● INFORMATION SUPPLIED

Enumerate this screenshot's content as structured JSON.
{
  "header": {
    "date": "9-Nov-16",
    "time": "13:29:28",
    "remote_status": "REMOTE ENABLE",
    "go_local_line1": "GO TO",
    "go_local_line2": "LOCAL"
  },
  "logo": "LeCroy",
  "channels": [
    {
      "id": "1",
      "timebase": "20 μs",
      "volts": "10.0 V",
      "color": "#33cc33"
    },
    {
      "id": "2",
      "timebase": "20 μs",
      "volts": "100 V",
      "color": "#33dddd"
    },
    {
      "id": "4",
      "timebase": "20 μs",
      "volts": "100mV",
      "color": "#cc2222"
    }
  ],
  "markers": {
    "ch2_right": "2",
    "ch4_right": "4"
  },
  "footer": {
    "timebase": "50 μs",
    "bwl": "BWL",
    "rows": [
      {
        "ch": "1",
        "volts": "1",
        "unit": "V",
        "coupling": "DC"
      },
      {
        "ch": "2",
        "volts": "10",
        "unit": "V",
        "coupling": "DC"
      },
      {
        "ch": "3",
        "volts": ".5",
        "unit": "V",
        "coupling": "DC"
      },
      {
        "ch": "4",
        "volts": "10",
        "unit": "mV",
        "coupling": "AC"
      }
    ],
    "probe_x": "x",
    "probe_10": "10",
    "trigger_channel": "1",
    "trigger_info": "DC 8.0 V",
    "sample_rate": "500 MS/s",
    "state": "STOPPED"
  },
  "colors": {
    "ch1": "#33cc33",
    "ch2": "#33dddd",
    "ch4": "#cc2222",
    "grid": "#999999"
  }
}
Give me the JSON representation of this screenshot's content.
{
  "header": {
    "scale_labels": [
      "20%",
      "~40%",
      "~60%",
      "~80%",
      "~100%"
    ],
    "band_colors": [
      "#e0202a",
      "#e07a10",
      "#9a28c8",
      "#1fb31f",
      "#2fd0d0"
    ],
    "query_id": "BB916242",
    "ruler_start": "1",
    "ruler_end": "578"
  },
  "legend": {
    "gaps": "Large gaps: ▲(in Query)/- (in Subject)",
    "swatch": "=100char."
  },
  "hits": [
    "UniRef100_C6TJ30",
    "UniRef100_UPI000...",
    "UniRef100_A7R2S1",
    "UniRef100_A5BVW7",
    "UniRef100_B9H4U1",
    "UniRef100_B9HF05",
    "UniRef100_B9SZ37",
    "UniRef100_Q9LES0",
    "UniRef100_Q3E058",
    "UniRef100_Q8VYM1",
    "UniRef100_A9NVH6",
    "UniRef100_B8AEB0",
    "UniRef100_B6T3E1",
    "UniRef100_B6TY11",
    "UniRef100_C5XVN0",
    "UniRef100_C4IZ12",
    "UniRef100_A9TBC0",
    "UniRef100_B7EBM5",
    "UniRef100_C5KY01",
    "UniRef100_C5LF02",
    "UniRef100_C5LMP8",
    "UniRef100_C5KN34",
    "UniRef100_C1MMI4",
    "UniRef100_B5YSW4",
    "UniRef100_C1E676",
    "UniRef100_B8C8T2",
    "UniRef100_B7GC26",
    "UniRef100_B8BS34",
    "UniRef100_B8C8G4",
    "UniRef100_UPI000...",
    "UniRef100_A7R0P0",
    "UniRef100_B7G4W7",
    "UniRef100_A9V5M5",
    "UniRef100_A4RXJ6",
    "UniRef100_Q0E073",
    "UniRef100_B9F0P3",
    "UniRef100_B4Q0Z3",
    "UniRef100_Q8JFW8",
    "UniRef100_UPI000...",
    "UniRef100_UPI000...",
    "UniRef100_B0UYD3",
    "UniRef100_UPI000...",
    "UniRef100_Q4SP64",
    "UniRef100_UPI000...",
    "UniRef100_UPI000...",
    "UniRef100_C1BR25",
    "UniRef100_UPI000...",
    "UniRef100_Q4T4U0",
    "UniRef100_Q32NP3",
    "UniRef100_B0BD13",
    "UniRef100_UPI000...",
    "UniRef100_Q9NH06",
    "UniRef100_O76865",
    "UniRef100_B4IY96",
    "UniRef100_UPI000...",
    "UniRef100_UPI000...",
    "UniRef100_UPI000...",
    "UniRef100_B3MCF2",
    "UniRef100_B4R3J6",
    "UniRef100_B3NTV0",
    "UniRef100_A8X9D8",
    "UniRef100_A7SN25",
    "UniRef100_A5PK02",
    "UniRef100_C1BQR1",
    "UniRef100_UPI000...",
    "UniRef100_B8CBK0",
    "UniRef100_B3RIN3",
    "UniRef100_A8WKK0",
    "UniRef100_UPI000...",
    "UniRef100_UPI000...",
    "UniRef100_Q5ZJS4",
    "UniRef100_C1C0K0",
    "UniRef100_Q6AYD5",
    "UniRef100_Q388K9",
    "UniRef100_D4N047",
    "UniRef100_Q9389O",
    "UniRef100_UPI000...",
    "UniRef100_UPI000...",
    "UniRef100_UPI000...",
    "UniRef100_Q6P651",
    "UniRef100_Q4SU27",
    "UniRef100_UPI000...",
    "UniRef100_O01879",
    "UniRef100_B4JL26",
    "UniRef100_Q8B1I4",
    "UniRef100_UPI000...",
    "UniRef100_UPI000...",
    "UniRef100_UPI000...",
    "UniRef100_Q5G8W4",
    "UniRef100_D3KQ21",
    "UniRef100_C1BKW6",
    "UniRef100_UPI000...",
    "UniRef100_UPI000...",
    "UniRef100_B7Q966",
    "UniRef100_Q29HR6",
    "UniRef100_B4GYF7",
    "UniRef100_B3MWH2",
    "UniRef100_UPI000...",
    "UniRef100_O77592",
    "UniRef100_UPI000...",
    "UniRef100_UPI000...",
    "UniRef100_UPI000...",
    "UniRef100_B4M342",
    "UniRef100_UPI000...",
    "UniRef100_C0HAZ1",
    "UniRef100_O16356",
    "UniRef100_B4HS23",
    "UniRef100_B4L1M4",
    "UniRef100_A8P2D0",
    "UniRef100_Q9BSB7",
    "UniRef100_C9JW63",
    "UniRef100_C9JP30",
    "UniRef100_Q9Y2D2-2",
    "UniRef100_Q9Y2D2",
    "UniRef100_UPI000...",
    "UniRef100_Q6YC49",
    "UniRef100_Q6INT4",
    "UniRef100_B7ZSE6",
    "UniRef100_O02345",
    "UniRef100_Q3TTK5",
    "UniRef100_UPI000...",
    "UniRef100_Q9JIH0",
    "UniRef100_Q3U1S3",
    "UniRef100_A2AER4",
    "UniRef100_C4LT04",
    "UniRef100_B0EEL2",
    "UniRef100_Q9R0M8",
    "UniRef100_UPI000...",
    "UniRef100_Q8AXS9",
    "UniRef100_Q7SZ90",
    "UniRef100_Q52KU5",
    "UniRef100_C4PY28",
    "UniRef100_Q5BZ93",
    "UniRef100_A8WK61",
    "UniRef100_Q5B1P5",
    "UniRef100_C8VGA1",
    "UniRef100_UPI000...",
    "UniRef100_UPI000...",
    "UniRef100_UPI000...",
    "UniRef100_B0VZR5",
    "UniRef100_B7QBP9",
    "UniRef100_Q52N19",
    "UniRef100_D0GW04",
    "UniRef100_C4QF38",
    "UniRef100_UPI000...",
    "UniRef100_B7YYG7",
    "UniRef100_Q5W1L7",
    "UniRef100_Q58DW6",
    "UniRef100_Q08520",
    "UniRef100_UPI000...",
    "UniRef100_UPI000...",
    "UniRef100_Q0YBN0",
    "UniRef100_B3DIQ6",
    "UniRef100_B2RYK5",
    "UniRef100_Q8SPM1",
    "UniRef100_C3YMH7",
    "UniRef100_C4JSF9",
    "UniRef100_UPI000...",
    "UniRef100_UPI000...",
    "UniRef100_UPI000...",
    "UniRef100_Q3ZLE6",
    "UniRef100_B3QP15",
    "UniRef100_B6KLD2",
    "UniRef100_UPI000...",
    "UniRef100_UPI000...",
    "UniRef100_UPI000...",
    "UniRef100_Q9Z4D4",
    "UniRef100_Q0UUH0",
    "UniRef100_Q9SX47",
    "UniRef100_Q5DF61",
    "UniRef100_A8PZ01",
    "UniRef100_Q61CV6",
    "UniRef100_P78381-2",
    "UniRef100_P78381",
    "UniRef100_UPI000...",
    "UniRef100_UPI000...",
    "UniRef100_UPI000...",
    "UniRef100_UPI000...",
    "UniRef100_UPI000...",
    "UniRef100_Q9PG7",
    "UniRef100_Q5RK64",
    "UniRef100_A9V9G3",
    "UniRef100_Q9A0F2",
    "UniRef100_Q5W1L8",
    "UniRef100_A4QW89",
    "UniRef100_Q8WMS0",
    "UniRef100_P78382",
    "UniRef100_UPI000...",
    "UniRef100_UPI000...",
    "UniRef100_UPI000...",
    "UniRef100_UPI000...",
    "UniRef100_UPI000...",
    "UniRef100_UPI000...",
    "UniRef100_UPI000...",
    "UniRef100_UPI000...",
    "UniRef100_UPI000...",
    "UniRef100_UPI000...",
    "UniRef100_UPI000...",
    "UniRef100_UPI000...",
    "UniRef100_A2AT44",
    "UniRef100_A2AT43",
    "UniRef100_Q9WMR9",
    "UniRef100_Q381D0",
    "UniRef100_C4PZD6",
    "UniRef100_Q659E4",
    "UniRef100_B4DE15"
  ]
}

● TASK DESCRIPTION
Find and count the lines of the data that include the string "this", and report that figure by itself.

● RESULT
2